(Stored records)
○ ○ ○ ○
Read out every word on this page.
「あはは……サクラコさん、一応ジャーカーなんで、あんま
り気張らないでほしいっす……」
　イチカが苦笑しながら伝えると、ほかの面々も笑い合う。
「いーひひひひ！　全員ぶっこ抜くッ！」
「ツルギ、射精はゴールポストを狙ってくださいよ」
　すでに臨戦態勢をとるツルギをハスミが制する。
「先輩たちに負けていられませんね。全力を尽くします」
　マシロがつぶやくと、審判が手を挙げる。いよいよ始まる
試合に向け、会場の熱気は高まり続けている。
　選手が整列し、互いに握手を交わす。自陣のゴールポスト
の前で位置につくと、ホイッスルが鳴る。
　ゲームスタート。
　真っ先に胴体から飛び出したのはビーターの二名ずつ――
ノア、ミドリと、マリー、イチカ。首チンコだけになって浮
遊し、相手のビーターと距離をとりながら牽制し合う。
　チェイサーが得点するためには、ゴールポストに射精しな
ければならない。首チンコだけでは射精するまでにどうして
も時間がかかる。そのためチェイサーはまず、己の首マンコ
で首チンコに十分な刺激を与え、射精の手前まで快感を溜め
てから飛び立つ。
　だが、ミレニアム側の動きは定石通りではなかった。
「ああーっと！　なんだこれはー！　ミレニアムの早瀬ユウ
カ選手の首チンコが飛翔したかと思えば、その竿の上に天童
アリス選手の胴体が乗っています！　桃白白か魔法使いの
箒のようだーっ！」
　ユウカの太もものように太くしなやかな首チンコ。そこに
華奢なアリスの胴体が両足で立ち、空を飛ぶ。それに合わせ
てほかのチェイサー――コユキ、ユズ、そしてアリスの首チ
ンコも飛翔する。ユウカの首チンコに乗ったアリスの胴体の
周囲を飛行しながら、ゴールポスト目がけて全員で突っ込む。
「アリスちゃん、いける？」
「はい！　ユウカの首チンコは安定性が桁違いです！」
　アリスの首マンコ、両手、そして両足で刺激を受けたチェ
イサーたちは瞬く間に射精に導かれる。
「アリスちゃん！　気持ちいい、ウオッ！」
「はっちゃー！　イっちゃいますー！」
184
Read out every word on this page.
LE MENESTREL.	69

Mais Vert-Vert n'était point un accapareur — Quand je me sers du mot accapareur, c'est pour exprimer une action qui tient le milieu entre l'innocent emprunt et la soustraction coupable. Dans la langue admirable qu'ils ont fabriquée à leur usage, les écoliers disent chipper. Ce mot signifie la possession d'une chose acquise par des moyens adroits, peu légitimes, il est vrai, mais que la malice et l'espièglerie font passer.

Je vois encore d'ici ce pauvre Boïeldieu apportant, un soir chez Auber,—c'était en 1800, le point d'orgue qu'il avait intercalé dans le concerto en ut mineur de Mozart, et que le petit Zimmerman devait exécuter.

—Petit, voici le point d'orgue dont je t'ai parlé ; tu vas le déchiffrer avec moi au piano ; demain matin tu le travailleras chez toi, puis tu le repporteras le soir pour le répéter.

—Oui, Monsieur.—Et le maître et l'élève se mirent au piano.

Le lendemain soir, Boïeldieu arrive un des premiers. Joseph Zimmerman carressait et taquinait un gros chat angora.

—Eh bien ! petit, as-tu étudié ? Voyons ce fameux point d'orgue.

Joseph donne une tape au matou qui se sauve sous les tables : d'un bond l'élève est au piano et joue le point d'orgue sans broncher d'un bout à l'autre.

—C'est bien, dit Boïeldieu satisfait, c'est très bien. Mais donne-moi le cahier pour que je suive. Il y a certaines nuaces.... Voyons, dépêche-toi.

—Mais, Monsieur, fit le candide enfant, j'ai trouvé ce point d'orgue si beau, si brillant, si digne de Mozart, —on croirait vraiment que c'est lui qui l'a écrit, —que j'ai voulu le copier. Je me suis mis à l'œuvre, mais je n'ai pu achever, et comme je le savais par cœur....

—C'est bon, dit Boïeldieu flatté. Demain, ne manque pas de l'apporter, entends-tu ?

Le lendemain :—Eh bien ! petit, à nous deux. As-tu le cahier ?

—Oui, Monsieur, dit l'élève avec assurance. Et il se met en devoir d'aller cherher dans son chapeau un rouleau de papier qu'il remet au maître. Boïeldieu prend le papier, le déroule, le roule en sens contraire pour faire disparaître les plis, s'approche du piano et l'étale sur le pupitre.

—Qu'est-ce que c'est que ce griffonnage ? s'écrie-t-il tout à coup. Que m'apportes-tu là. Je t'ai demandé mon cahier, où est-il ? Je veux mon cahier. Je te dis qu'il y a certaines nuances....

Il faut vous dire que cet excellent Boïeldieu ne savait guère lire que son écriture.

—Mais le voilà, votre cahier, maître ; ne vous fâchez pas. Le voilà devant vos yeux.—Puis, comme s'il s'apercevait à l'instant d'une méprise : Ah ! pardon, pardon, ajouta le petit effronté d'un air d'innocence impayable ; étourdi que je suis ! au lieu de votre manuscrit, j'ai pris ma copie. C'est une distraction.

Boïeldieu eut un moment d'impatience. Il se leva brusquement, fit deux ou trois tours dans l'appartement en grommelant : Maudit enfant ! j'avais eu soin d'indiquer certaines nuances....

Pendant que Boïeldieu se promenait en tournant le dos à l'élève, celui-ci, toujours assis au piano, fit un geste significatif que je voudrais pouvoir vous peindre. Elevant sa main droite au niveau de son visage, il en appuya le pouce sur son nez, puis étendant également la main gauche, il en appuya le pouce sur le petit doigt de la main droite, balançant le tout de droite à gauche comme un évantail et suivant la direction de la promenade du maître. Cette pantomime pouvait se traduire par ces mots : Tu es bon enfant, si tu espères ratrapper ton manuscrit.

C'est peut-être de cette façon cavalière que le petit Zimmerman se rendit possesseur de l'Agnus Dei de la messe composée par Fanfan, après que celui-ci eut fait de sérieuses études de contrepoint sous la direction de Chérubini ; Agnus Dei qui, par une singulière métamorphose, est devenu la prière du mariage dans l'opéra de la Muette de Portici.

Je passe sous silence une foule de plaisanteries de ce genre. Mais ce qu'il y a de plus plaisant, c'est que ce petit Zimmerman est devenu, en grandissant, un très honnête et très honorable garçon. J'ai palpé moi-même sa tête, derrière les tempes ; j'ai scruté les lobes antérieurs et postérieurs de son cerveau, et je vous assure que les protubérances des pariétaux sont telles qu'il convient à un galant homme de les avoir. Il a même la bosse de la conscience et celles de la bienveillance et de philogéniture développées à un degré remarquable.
○ ○ ○ ○
Exercise task: Repeat the entries above exactly, leaving nothing out.

Solution for this task:
Read out every word on this page.
「あはは……サクラコさん、一応ジャーカーなんで、あんま
り気張らないでほしいっす……」
　イチカが苦笑しながら伝えると、ほかの面々も笑い合う。
「いーひひひひ！　全員ぶっこ抜くッ！」
「ツルギ、射精はゴールポストを狙ってくださいよ」
　すでに臨戦態勢をとるツルギをハスミが制する。
「先輩たちに負けていられませんね。全力を尽くします」
　マシロがつぶやくと、審判が手を挙げる。いよいよ始まる
試合に向け、会場の熱気は高まり続けている。
　選手が整列し、互いに握手を交わす。自陣のゴールポスト
の前で位置につくと、ホイッスルが鳴る。
　ゲームスタート。
　真っ先に胴体から飛び出したのはビーターの二名ずつ――
ノア、ミドリと、マリー、イチカ。首チンコだけになって浮
遊し、相手のビーターと距離をとりながら牽制し合う。
　チェイサーが得点するためには、ゴールポストに射精しな
ければならない。首チンコだけでは射精するまでにどうして
も時間がかかる。そのためチェイサーはまず、己の首マンコ
で首チンコに十分な刺激を与え、射精の手前まで快感を溜め
てから飛び立つ。
　だが、ミレニアム側の動きは定石通りではなかった。
「ああーっと！　なんだこれはー！　ミレニアムの早瀬ユウ
カ選手の首チンコが飛翔したかと思えば、その竿の上に天童
アリス選手の胴体が乗っています！　桃白白か魔法使いの
箒のようだーっ！」
　ユウカの太もものように太くしなやかな首チンコ。そこに
華奢なアリスの胴体が両足で立ち、空を飛ぶ。それに合わせ
てほかのチェイサー――コユキ、ユズ、そしてアリスの首チ
ンコも飛翔する。ユウカの首チンコに乗ったアリスの胴体の
周囲を飛行しながら、ゴールポスト目がけて全員で突っ込む。
「アリスちゃん、いける？」
「はい！　ユウカの首チンコは安定性が桁違いです！」
　アリスの首マンコ、両手、そして両足で刺激を受けたチェ
イサーたちは瞬く間に射精に導かれる。
「アリスちゃん！　気持ちいい、ウオッ！」
「はっちゃー！　イっちゃいますー！」
184
Read out every word on this page.
LE MENESTREL.	69

Mais Vert-Vert n'était point un accapareur — Quand je me sers du mot accapareur, c'est pour exprimer une action qui tient le milieu entre l'innocent emprunt et la soustraction coupable. Dans la langue admirable qu'ils ont fabriquée à leur usage, les écoliers disent chipper. Ce mot signifie la possession d'une chose acquise par des moyens adroits, peu légitimes, il est vrai, mais que la malice et l'espièglerie font passer.

Je vois encore d'ici ce pauvre Boïeldieu apportant, un soir chez Auber,—c'était en 1800, le point d'orgue qu'il avait intercalé dans le concerto en ut mineur de Mozart, et que le petit Zimmerman devait exécuter.

—Petit, voici le point d'orgue dont je t'ai parlé ; tu vas le déchiffrer avec moi au piano ; demain matin tu le travailleras chez toi, puis tu le repporteras le soir pour le répéter.

—Oui, Monsieur.—Et le maître et l'élève se mirent au piano.

Le lendemain soir, Boïeldieu arrive un des premiers. Joseph Zimmerman carressait et taquinait un gros chat angora.

—Eh bien ! petit, as-tu étudié ? Voyons ce fameux point d'orgue.

Joseph donne une tape au matou qui se sauve sous les tables : d'un bond l'élève est au piano et joue le point d'orgue sans broncher d'un bout à l'autre.

—C'est bien, dit Boïeldieu satisfait, c'est très bien. Mais donne-moi le cahier pour que je suive. Il y a certaines nuaces.... Voyons, dépêche-toi.

—Mais, Monsieur, fit le candide enfant, j'ai trouvé ce point d'orgue si beau, si brillant, si digne de Mozart, —on croirait vraiment que c'est lui qui l'a écrit, —que j'ai voulu le copier. Je me suis mis à l'œuvre, mais je n'ai pu achever, et comme je le savais par cœur....

—C'est bon, dit Boïeldieu flatté. Demain, ne manque pas de l'apporter, entends-tu ?

Le lendemain :—Eh bien ! petit, à nous deux. As-tu le cahier ?

—Oui, Monsieur, dit l'élève avec assurance. Et il se met en devoir d'aller cherher dans son chapeau un rouleau de papier qu'il remet au maître. Boïeldieu prend le papier, le déroule, le roule en sens contraire pour faire disparaître les plis, s'approche du piano et l'étale sur le pupitre.

—Qu'est-ce que c'est que ce griffonnage ? s'écrie-t-il tout à coup. Que m'apportes-tu là. Je t'ai demandé mon cahier, où est-il ? Je veux mon cahier. Je te dis qu'il y a certaines nuances....

Il faut vous dire que cet excellent Boïeldieu ne savait guère lire que son écriture.

—Mais le voilà, votre cahier, maître ; ne vous fâchez pas. Le voilà devant vos yeux.—Puis, comme s'il s'apercevait à l'instant d'une méprise : Ah ! pardon, pardon, ajouta le petit effronté d'un air d'innocence impayable ; étourdi que je suis ! au lieu de votre manuscrit, j'ai pris ma copie. C'est une distraction.

Boïeldieu eut un moment d'impatience. Il se leva brusquement, fit deux ou trois tours dans l'appartement en grommelant : Maudit enfant ! j'avais eu soin d'indiquer certaines nuances....

Pendant que Boïeldieu se promenait en tournant le dos à l'élève, celui-ci, toujours assis au piano, fit un geste significatif que je voudrais pouvoir vous peindre. Elevant sa main droite au niveau de son visage, il en appuya le pouce sur son nez, puis étendant également la main gauche, il en appuya le pouce sur le petit doigt de la main droite, balançant le tout de droite à gauche comme un évantail et suivant la direction de la promenade du maître. Cette pantomime pouvait se traduire par ces mots : Tu es bon enfant, si tu espères ratrapper ton manuscrit.

C'est peut-être de cette façon cavalière que le petit Zimmerman se rendit possesseur de l'Agnus Dei de la messe composée par Fanfan, après que celui-ci eut fait de sérieuses études de contrepoint sous la direction de Chérubini ; Agnus Dei qui, par une singulière métamorphose, est devenu la prière du mariage dans l'opéra de la Muette de Portici.

Je passe sous silence une foule de plaisanteries de ce genre. Mais ce qu'il y a de plus plaisant, c'est que ce petit Zimmerman est devenu, en grandissant, un très honnête et très honorable garçon. J'ai palpé moi-même sa tête, derrière les tempes ; j'ai scruté les lobes antérieurs et postérieurs de son cerveau, et je vous assure que les protubérances des pariétaux sont telles qu'il convient à un galant homme de les avoir. Il a même la bosse de la conscience et celles de la bienveillance et de philogéniture développées à un degré remarquable.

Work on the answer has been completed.